→ WHAT IS EXPECTED: Exactly as written, please set down all of the entries again, with no pictures.

Extracted records
=======

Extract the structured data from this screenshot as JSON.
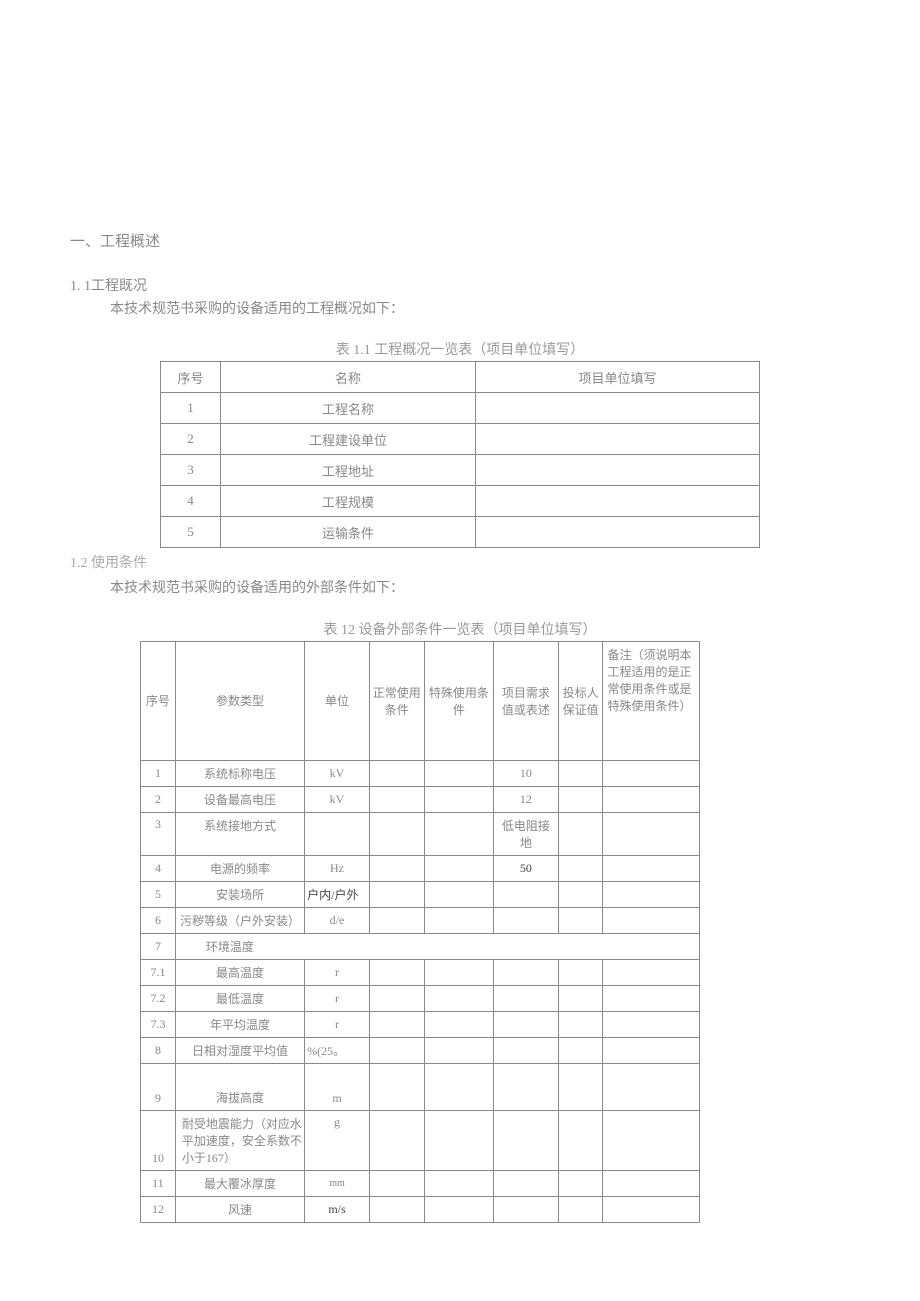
{
  "section1": {
    "heading": "一、工程概述",
    "sub1": {
      "heading": "1.  1工程既况",
      "body": "本技术规范书采购的设备适用的工程概况如下：",
      "caption": "表 1.1 工程概况一览表（项目单位填写）",
      "headers": [
        "序号",
        "名称",
        "项目单位填写"
      ],
      "rows": [
        {
          "seq": "1",
          "name": "工程名称",
          "val": ""
        },
        {
          "seq": "2",
          "name": "工程建设单位",
          "val": ""
        },
        {
          "seq": "3",
          "name": "工程地址",
          "val": ""
        },
        {
          "seq": "4",
          "name": "工程规模",
          "val": ""
        },
        {
          "seq": "5",
          "name": "运输条件",
          "val": ""
        }
      ]
    },
    "sub2": {
      "heading": "1.2 使用条件",
      "body": "本技术规范书采购的设备适用的外部条件如下：",
      "caption": "表 12 设备外部条件一览表（项目单位填写）",
      "headers": {
        "c1": "序号",
        "c2": "参数类型",
        "c3": "单位",
        "c4": "正常使用条件",
        "c5": "特殊使用条件",
        "c6": "项目需求值或表述",
        "c7": "投标人保证值",
        "c8": "备注（须说明本工程适用的是正常使用条件或是特殊使用条件）"
      },
      "rows": [
        {
          "seq": "1",
          "param": "系统标称电压",
          "unit": "kV",
          "normal": "",
          "special": "",
          "demand": "10",
          "bid": "",
          "remark": ""
        },
        {
          "seq": "2",
          "param": "设备最高电压",
          "unit": "kV",
          "normal": "",
          "special": "",
          "demand": "12",
          "bid": "",
          "remark": ""
        },
        {
          "seq": "3",
          "param": "系统接地方式",
          "unit": "",
          "normal": "",
          "special": "",
          "demand": "低电阻接地",
          "bid": "",
          "remark": ""
        },
        {
          "seq": "4",
          "param": "电源的频率",
          "unit": "Hz",
          "normal": "",
          "special": "",
          "demand": "50",
          "bid": "",
          "remark": ""
        },
        {
          "seq": "5",
          "param": "安装场所",
          "unit": "户内/户外",
          "normal": "",
          "special": "",
          "demand": "",
          "bid": "",
          "remark": ""
        },
        {
          "seq": "6",
          "param": "污秽等级（户外安装）",
          "unit": "d/e",
          "normal": "",
          "special": "",
          "demand": "",
          "bid": "",
          "remark": ""
        },
        {
          "seq": "7",
          "param": "环境温度"
        },
        {
          "seq": "7.1",
          "param": "最高温度",
          "unit": "r",
          "normal": "",
          "special": "",
          "demand": "",
          "bid": "",
          "remark": ""
        },
        {
          "seq": "7.2",
          "param": "最低温度",
          "unit": "r",
          "normal": "",
          "special": "",
          "demand": "",
          "bid": "",
          "remark": ""
        },
        {
          "seq": "7.3",
          "param": "年平均温度",
          "unit": "r",
          "normal": "",
          "special": "",
          "demand": "",
          "bid": "",
          "remark": ""
        },
        {
          "seq": "8",
          "param": "日相对湿度平均值",
          "unit": "%(25。",
          "normal": "",
          "special": "",
          "demand": "",
          "bid": "",
          "remark": ""
        },
        {
          "seq": "9",
          "param": "海拔高度",
          "unit": "m",
          "normal": "",
          "special": "",
          "demand": "",
          "bid": "",
          "remark": ""
        },
        {
          "seq": "10",
          "param": "耐受地震能力（对应水平加速度，安全系数不小于167）",
          "unit": "g",
          "normal": "",
          "special": "",
          "demand": "",
          "bid": "",
          "remark": ""
        },
        {
          "seq": "11",
          "param": "最大覆冰厚度",
          "unit": "mm",
          "normal": "",
          "special": "",
          "demand": "",
          "bid": "",
          "remark": ""
        },
        {
          "seq": "12",
          "param": "风速",
          "unit": "m/s",
          "normal": "",
          "special": "",
          "demand": "",
          "bid": "",
          "remark": ""
        }
      ]
    }
  }
}
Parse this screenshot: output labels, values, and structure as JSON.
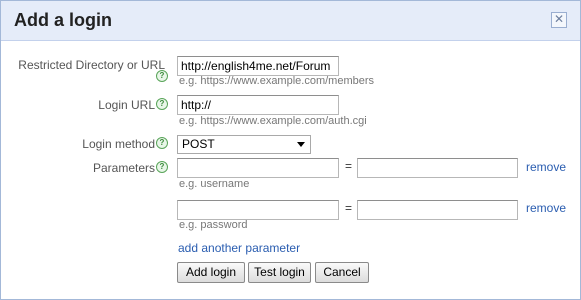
{
  "dialog": {
    "title": "Add a login",
    "close_symbol": "✕"
  },
  "help_glyph": "?",
  "fields": {
    "restricted_url": {
      "label": "Restricted Directory or URL",
      "value": "http://english4me.net/Forum",
      "hint": "e.g. https://www.example.com/members"
    },
    "login_url": {
      "label": "Login URL",
      "value": "http://",
      "hint": "e.g. https://www.example.com/auth.cgi"
    },
    "login_method": {
      "label": "Login method",
      "selected": "POST"
    },
    "parameters": {
      "label": "Parameters",
      "equals": "=",
      "rows": [
        {
          "name_value": "",
          "value_value": "",
          "hint": "e.g. username",
          "remove_label": "remove"
        },
        {
          "name_value": "",
          "value_value": "",
          "hint": "e.g. password",
          "remove_label": "remove"
        }
      ],
      "add_label": "add another parameter"
    }
  },
  "buttons": {
    "add_login": "Add login",
    "test_login": "Test login",
    "cancel": "Cancel"
  }
}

=======

→ EXERCISE SOLUTION:
Extract the structured data from this screenshot as JSON.
{
  "section1": {
    "heading": "一、工程概述",
    "sub1": {
      "heading": "1.  1工程既况",
      "body": "本技术规范书采购的设备适用的工程概况如下：",
      "caption": "表 1.1 工程概况一览表（项目单位填写）",
      "headers": [
        "序号",
        "名称",
        "项目单位填写"
      ],
      "rows": [
        {
          "seq": "1",
          "name": "工程名称",
          "val": ""
        },
        {
          "seq": "2",
          "name": "工程建设单位",
          "val": ""
        },
        {
          "seq": "3",
          "name": "工程地址",
          "val": ""
        },
        {
          "seq": "4",
          "name": "工程规模",
          "val": ""
        },
        {
          "seq": "5",
          "name": "运输条件",
          "val": ""
        }
      ]
    },
    "sub2": {
      "heading": "1.2 使用条件",
      "body": "本技术规范书采购的设备适用的外部条件如下：",
      "caption": "表 12 设备外部条件一览表（项目单位填写）",
      "headers": {
        "c1": "序号",
        "c2": "参数类型",
        "c3": "单位",
        "c4": "正常使用条件",
        "c5": "特殊使用条件",
        "c6": "项目需求值或表述",
        "c7": "投标人保证值",
        "c8": "备注（须说明本工程适用的是正常使用条件或是特殊使用条件）"
      },
      "rows": [
        {
          "seq": "1",
          "param": "系统标称电压",
          "unit": "kV",
          "normal": "",
          "special": "",
          "demand": "10",
          "bid": "",
          "remark": ""
        },
        {
          "seq": "2",
          "param": "设备最高电压",
          "unit": "kV",
          "normal": "",
          "special": "",
          "demand": "12",
          "bid": "",
          "remark": ""
        },
        {
          "seq": "3",
          "param": "系统接地方式",
          "unit": "",
          "normal": "",
          "special": "",
          "demand": "低电阻接地",
          "bid": "",
          "remark": ""
        },
        {
          "seq": "4",
          "param": "电源的频率",
          "unit": "Hz",
          "normal": "",
          "special": "",
          "demand": "50",
          "bid": "",
          "remark": ""
        },
        {
          "seq": "5",
          "param": "安装场所",
          "unit": "户内/户外",
          "normal": "",
          "special": "",
          "demand": "",
          "bid": "",
          "remark": ""
        },
        {
          "seq": "6",
          "param": "污秽等级（户外安装）",
          "unit": "d/e",
          "normal": "",
          "special": "",
          "demand": "",
          "bid": "",
          "remark": ""
        },
        {
          "seq": "7",
          "param": "环境温度"
        },
        {
          "seq": "7.1",
          "param": "最高温度",
          "unit": "r",
          "normal": "",
          "special": "",
          "demand": "",
          "bid": "",
          "remark": ""
        },
        {
          "seq": "7.2",
          "param": "最低温度",
          "unit": "r",
          "normal": "",
          "special": "",
          "demand": "",
          "bid": "",
          "remark": ""
        },
        {
          "seq": "7.3",
          "param": "年平均温度",
          "unit": "r",
          "normal": "",
          "special": "",
          "demand": "",
          "bid": "",
          "remark": ""
        },
        {
          "seq": "8",
          "param": "日相对湿度平均值",
          "unit": "%(25。",
          "normal": "",
          "special": "",
          "demand": "",
          "bid": "",
          "remark": ""
        },
        {
          "seq": "9",
          "param": "海拔高度",
          "unit": "m",
          "normal": "",
          "special": "",
          "demand": "",
          "bid": "",
          "remark": ""
        },
        {
          "seq": "10",
          "param": "耐受地震能力（对应水平加速度，安全系数不小于167）",
          "unit": "g",
          "normal": "",
          "special": "",
          "demand": "",
          "bid": "",
          "remark": ""
        },
        {
          "seq": "11",
          "param": "最大覆冰厚度",
          "unit": "mm",
          "normal": "",
          "special": "",
          "demand": "",
          "bid": "",
          "remark": ""
        },
        {
          "seq": "12",
          "param": "风速",
          "unit": "m/s",
          "normal": "",
          "special": "",
          "demand": "",
          "bid": "",
          "remark": ""
        }
      ]
    }
  }
}
Parse this screenshot: output labels, values, and structure as JSON.
{
  "dialog": {
    "title": "Add a login",
    "close_symbol": "✕"
  },
  "help_glyph": "?",
  "fields": {
    "restricted_url": {
      "label": "Restricted Directory or URL",
      "value": "http://english4me.net/Forum",
      "hint": "e.g. https://www.example.com/members"
    },
    "login_url": {
      "label": "Login URL",
      "value": "http://",
      "hint": "e.g. https://www.example.com/auth.cgi"
    },
    "login_method": {
      "label": "Login method",
      "selected": "POST"
    },
    "parameters": {
      "label": "Parameters",
      "equals": "=",
      "rows": [
        {
          "name_value": "",
          "value_value": "",
          "hint": "e.g. username",
          "remove_label": "remove"
        },
        {
          "name_value": "",
          "value_value": "",
          "hint": "e.g. password",
          "remove_label": "remove"
        }
      ],
      "add_label": "add another parameter"
    }
  },
  "buttons": {
    "add_login": "Add login",
    "test_login": "Test login",
    "cancel": "Cancel"
  }
}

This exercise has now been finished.